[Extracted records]
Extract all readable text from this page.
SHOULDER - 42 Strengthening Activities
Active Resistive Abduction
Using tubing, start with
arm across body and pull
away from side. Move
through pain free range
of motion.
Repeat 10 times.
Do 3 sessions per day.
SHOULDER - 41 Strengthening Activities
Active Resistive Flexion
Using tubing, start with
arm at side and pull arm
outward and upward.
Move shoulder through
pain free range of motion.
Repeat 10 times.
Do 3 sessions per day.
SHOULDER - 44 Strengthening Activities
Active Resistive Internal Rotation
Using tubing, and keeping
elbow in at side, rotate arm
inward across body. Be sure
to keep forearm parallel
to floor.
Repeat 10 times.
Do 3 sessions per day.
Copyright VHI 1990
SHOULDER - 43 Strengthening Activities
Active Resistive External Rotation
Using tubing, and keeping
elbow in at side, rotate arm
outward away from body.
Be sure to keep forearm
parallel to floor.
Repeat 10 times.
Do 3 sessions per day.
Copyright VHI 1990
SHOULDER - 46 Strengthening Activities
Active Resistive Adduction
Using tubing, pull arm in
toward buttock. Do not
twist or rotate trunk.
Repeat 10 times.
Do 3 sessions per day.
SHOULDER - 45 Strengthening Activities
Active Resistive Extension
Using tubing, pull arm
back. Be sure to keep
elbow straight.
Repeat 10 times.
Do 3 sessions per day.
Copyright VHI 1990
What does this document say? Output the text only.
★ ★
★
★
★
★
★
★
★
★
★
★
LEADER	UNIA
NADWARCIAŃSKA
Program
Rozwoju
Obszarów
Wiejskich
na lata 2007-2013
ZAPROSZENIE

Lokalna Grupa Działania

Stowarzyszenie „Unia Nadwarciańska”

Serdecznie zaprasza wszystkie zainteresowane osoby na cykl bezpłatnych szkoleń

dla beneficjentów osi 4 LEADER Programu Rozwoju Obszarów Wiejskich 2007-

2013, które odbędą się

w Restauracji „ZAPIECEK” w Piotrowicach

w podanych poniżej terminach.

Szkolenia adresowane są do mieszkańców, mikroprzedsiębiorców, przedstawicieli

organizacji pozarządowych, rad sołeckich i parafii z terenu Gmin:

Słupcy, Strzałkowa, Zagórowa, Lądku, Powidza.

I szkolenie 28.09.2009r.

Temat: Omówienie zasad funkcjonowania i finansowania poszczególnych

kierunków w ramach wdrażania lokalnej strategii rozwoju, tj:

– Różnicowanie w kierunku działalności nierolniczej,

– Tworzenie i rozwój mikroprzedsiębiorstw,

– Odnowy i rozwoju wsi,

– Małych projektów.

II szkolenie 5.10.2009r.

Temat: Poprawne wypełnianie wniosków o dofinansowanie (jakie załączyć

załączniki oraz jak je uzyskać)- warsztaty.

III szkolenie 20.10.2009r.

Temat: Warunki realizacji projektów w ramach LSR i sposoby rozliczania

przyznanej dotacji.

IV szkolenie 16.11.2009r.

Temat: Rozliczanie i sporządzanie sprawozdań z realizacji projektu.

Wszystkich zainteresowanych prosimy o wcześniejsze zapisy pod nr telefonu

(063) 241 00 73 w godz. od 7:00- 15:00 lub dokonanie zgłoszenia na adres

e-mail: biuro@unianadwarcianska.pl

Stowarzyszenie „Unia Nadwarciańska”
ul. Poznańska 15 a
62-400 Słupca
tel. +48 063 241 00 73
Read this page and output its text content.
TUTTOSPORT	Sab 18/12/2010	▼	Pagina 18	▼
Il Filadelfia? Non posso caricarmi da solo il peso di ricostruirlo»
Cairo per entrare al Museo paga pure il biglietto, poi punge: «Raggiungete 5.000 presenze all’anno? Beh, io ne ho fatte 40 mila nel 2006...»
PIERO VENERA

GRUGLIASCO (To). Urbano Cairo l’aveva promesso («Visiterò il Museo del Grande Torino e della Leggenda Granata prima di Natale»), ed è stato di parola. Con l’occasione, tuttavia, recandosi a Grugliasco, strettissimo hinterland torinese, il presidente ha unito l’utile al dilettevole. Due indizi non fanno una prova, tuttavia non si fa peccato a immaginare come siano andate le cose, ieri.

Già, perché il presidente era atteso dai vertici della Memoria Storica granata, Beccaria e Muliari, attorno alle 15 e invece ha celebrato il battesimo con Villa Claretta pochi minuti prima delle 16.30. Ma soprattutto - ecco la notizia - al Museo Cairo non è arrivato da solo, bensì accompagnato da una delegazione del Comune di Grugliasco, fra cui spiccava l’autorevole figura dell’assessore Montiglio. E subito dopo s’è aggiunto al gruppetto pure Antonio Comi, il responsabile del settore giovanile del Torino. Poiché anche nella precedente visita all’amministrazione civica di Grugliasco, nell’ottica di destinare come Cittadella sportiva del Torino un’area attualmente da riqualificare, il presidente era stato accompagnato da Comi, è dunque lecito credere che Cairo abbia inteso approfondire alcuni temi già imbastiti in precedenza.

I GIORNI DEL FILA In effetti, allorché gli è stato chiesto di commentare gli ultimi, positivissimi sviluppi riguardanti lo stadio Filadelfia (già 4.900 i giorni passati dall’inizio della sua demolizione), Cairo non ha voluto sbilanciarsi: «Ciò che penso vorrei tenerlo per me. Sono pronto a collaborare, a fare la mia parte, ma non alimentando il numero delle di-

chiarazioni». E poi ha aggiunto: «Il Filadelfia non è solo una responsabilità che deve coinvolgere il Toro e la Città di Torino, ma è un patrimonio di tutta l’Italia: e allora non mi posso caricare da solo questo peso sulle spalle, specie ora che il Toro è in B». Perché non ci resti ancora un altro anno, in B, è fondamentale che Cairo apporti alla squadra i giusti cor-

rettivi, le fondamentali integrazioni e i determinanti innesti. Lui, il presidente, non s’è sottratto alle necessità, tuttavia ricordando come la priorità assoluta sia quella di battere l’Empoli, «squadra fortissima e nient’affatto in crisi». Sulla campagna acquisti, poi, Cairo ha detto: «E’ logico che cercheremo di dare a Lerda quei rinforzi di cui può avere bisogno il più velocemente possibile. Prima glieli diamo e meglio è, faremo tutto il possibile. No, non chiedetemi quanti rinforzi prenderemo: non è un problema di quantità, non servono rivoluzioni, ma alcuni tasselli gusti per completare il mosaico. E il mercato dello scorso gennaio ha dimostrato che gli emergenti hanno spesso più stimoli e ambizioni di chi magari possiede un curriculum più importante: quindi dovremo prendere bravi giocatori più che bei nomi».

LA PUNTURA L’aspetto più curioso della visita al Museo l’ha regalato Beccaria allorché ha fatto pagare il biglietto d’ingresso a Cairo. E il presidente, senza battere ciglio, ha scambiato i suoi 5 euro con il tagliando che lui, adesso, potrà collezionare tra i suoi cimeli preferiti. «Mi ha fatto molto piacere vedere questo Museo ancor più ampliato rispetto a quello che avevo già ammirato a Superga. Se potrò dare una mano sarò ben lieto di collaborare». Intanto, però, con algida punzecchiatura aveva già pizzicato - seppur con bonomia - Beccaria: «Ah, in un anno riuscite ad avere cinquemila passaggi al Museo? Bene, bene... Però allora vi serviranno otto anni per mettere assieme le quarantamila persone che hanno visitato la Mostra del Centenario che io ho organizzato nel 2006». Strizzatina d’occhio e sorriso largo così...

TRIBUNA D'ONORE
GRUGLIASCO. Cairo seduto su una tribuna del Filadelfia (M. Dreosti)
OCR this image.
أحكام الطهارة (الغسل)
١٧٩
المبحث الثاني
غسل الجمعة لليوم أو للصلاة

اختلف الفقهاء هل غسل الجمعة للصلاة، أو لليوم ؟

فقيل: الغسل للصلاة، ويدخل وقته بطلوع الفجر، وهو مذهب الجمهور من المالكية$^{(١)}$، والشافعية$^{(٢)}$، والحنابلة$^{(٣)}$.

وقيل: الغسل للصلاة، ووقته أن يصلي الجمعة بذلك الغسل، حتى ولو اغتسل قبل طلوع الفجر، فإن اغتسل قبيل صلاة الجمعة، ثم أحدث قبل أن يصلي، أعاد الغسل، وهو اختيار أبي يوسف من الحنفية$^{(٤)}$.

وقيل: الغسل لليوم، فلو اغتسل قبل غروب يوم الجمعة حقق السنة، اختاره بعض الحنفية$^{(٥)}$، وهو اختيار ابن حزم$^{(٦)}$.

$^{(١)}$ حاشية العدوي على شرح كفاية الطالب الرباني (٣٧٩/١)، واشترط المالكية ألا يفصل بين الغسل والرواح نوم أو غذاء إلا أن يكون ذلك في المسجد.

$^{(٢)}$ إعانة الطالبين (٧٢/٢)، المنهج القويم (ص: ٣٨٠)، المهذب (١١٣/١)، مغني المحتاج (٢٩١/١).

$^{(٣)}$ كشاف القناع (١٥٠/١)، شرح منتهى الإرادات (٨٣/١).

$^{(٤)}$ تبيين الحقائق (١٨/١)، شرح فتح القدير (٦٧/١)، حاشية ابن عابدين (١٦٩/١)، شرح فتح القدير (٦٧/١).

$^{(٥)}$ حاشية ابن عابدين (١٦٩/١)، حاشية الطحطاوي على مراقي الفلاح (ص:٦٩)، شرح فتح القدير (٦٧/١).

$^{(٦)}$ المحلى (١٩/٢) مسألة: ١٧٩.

What you are asked to do: Select every line of the records holding the string "Wiejskich".

Full response:
Wiejskich
dla beneficjentów osi 4 LEADER Programu Rozwoju Obszarów Wiejskich 2007-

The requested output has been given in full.